▸ **WHAT YOU NEED TO DO**
In the records below, count every line containing "valley". Reply with the number only.

[Start GIVEN ENTRIES]

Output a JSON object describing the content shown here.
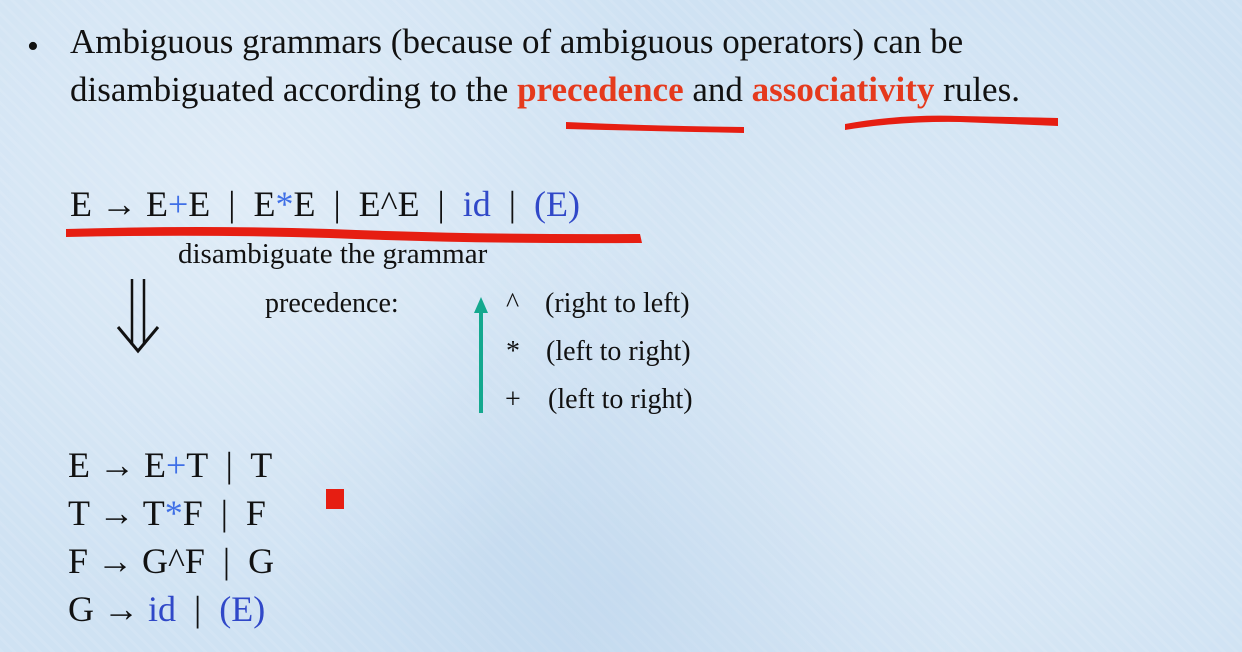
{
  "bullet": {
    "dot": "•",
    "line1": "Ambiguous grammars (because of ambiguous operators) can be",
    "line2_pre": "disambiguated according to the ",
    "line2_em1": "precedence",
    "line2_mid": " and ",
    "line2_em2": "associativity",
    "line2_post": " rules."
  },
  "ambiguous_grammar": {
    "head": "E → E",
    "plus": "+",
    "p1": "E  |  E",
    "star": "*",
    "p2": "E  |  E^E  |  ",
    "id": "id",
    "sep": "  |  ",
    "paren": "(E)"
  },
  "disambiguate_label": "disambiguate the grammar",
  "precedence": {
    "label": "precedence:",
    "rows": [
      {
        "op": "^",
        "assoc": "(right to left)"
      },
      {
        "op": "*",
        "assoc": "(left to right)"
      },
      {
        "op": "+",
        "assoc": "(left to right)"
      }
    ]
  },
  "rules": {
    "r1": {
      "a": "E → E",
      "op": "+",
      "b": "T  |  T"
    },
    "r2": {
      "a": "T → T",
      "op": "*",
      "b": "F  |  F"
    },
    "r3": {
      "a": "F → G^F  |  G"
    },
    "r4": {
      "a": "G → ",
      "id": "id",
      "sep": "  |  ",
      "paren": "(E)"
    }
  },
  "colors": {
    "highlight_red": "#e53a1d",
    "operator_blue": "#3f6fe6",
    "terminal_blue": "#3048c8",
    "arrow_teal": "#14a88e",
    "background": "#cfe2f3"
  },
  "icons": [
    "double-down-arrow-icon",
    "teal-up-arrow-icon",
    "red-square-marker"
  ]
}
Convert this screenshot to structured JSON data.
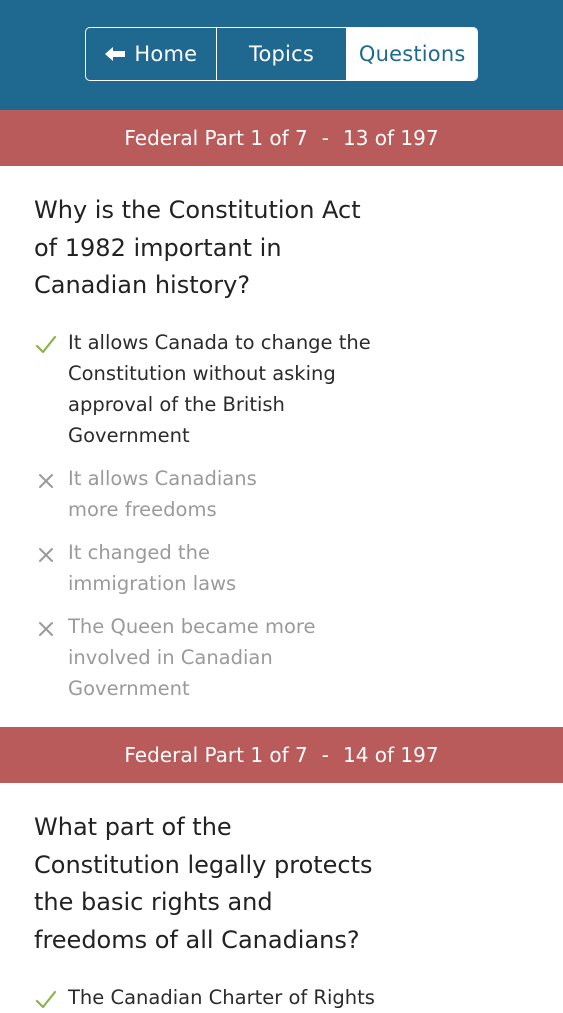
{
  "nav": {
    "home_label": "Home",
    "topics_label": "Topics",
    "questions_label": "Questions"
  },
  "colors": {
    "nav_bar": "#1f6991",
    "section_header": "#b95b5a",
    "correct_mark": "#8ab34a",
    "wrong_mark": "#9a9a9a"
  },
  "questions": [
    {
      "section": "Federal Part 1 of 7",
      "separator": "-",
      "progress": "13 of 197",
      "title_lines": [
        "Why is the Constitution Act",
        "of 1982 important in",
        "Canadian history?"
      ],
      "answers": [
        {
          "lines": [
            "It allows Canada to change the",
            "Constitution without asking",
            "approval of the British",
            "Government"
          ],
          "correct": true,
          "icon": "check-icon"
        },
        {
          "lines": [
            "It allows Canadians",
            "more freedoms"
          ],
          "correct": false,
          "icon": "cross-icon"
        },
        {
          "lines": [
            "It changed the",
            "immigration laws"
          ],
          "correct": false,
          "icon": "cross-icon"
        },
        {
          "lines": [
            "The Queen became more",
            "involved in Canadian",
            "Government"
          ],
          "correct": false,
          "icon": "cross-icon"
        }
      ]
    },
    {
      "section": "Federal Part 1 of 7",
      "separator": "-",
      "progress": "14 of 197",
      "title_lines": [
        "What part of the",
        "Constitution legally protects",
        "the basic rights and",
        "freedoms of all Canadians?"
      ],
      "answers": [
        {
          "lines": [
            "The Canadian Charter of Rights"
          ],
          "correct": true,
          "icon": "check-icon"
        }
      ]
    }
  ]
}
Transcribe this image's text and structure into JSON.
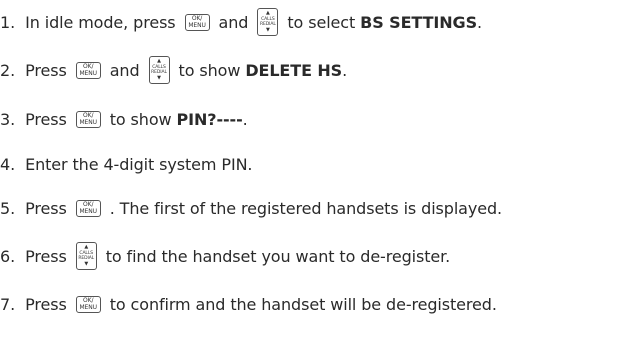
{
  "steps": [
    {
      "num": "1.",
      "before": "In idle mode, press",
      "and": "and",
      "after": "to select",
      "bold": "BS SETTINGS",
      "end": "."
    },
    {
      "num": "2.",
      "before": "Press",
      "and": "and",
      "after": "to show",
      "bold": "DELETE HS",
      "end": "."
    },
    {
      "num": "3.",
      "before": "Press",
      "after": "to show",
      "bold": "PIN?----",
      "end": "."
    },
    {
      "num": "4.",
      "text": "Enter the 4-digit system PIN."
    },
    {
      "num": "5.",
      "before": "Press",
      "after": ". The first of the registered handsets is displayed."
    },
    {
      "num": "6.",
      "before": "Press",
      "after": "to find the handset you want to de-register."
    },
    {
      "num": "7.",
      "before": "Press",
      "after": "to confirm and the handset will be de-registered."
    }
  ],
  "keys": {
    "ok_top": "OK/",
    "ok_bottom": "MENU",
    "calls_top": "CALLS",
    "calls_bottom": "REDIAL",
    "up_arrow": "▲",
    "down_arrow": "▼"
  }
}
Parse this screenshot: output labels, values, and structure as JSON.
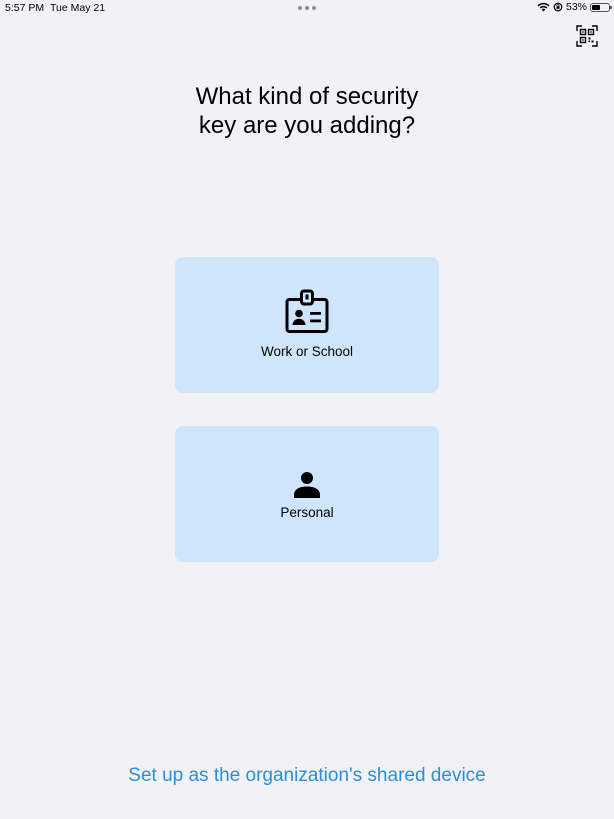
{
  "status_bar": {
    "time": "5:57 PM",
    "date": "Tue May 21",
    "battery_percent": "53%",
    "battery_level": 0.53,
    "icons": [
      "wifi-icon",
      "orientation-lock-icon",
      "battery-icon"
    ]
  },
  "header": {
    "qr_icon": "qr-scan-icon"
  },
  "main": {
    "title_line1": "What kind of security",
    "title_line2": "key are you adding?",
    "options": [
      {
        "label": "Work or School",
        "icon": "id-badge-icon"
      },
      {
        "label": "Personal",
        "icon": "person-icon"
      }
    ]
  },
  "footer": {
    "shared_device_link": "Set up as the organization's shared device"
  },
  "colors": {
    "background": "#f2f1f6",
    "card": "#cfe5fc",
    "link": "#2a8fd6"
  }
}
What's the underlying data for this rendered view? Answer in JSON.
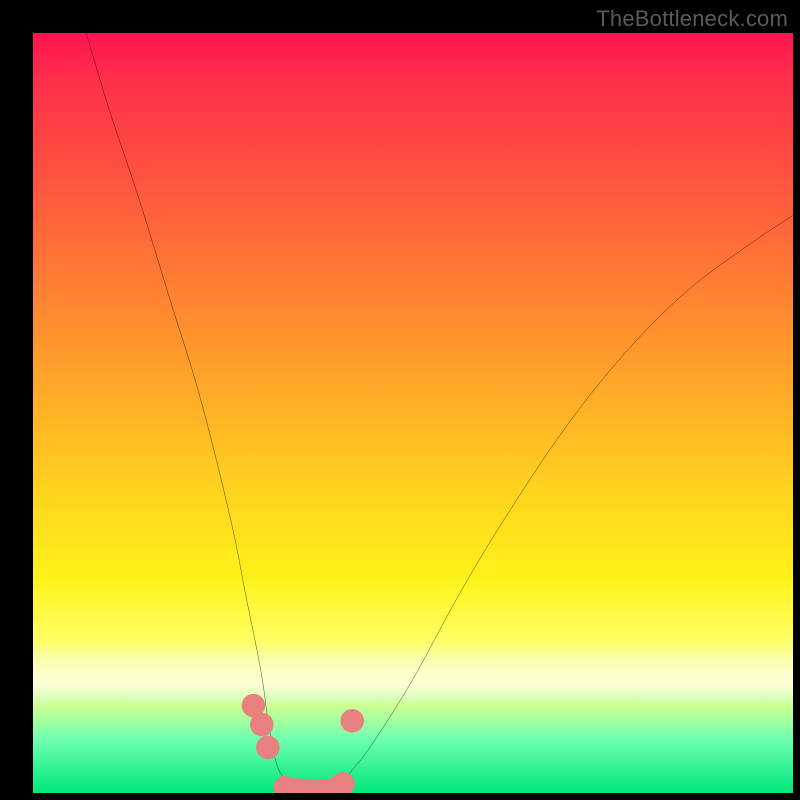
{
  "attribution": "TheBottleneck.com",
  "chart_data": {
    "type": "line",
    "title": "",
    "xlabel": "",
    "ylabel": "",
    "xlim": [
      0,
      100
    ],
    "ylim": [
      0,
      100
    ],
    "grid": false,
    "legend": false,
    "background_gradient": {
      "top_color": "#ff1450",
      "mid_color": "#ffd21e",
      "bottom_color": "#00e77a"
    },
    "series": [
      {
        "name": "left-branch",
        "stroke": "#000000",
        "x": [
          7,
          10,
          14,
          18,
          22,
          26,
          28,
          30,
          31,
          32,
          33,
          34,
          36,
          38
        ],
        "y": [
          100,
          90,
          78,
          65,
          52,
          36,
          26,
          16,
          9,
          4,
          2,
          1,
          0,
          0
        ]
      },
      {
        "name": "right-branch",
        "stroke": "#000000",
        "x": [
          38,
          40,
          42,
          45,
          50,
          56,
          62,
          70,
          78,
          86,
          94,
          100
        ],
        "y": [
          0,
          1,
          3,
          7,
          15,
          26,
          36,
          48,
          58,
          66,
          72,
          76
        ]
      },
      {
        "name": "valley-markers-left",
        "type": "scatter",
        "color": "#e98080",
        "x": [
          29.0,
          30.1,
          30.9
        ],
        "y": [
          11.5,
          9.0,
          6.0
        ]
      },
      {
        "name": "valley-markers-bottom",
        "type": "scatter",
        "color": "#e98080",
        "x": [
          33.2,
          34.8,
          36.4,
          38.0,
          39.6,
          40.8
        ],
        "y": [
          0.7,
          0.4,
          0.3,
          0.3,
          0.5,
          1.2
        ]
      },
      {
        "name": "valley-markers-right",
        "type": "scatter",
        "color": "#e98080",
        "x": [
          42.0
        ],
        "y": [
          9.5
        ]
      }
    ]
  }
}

[End GIVEN ENTRIES]

▸ **ANSWER**
3